Figure dataset records
○ ○ ○ ○ ○
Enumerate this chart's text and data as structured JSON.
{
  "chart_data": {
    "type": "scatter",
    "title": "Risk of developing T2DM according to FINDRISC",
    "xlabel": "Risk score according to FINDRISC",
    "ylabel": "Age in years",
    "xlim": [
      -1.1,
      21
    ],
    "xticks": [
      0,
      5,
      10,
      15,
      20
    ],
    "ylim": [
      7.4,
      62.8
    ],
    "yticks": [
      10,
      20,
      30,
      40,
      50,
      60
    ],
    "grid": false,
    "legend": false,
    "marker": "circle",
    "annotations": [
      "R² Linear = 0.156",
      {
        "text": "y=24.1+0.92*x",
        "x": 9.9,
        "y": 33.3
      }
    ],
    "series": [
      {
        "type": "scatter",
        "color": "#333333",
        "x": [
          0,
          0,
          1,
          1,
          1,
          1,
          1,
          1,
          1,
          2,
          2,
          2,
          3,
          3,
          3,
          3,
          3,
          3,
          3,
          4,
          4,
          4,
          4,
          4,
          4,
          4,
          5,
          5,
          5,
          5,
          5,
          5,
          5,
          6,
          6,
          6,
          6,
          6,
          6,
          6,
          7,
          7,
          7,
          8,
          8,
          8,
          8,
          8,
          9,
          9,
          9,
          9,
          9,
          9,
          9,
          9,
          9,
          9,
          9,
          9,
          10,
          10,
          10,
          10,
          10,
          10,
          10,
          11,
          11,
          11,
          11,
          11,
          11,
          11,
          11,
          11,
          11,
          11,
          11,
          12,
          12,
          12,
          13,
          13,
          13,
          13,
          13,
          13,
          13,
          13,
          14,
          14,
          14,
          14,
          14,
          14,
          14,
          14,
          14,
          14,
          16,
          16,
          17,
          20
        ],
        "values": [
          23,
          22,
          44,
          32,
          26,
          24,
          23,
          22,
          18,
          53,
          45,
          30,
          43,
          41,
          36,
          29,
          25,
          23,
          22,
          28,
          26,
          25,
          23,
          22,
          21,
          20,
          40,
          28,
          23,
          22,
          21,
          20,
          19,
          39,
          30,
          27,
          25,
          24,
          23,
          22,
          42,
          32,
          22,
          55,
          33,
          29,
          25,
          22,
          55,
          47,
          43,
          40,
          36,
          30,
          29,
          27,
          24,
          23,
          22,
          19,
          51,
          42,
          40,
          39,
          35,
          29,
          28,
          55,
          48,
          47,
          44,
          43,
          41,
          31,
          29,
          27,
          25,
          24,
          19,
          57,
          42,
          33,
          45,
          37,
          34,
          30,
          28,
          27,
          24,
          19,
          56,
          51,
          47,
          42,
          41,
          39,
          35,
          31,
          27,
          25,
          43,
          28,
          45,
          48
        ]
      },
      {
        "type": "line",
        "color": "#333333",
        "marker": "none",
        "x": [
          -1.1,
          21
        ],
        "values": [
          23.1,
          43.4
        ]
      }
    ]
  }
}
○ ○ ○ ○ ○
Work required: Return all of the entries word for word.

Task solution:
Enumerate this chart's text and data as structured JSON.
{
  "chart_data": {
    "type": "scatter",
    "title": "Risk of developing T2DM according to FINDRISC",
    "xlabel": "Risk score according to FINDRISC",
    "ylabel": "Age in years",
    "xlim": [
      -1.1,
      21
    ],
    "xticks": [
      0,
      5,
      10,
      15,
      20
    ],
    "ylim": [
      7.4,
      62.8
    ],
    "yticks": [
      10,
      20,
      30,
      40,
      50,
      60
    ],
    "grid": false,
    "legend": false,
    "marker": "circle",
    "annotations": [
      "R² Linear = 0.156",
      {
        "text": "y=24.1+0.92*x",
        "x": 9.9,
        "y": 33.3
      }
    ],
    "series": [
      {
        "type": "scatter",
        "color": "#333333",
        "x": [
          0,
          0,
          1,
          1,
          1,
          1,
          1,
          1,
          1,
          2,
          2,
          2,
          3,
          3,
          3,
          3,
          3,
          3,
          3,
          4,
          4,
          4,
          4,
          4,
          4,
          4,
          5,
          5,
          5,
          5,
          5,
          5,
          5,
          6,
          6,
          6,
          6,
          6,
          6,
          6,
          7,
          7,
          7,
          8,
          8,
          8,
          8,
          8,
          9,
          9,
          9,
          9,
          9,
          9,
          9,
          9,
          9,
          9,
          9,
          9,
          10,
          10,
          10,
          10,
          10,
          10,
          10,
          11,
          11,
          11,
          11,
          11,
          11,
          11,
          11,
          11,
          11,
          11,
          11,
          12,
          12,
          12,
          13,
          13,
          13,
          13,
          13,
          13,
          13,
          13,
          14,
          14,
          14,
          14,
          14,
          14,
          14,
          14,
          14,
          14,
          16,
          16,
          17,
          20
        ],
        "values": [
          23,
          22,
          44,
          32,
          26,
          24,
          23,
          22,
          18,
          53,
          45,
          30,
          43,
          41,
          36,
          29,
          25,
          23,
          22,
          28,
          26,
          25,
          23,
          22,
          21,
          20,
          40,
          28,
          23,
          22,
          21,
          20,
          19,
          39,
          30,
          27,
          25,
          24,
          23,
          22,
          42,
          32,
          22,
          55,
          33,
          29,
          25,
          22,
          55,
          47,
          43,
          40,
          36,
          30,
          29,
          27,
          24,
          23,
          22,
          19,
          51,
          42,
          40,
          39,
          35,
          29,
          28,
          55,
          48,
          47,
          44,
          43,
          41,
          31,
          29,
          27,
          25,
          24,
          19,
          57,
          42,
          33,
          45,
          37,
          34,
          30,
          28,
          27,
          24,
          19,
          56,
          51,
          47,
          42,
          41,
          39,
          35,
          31,
          27,
          25,
          43,
          28,
          45,
          48
        ]
      },
      {
        "type": "line",
        "color": "#333333",
        "marker": "none",
        "x": [
          -1.1,
          21
        ],
        "values": [
          23.1,
          43.4
        ]
      }
    ]
  }
}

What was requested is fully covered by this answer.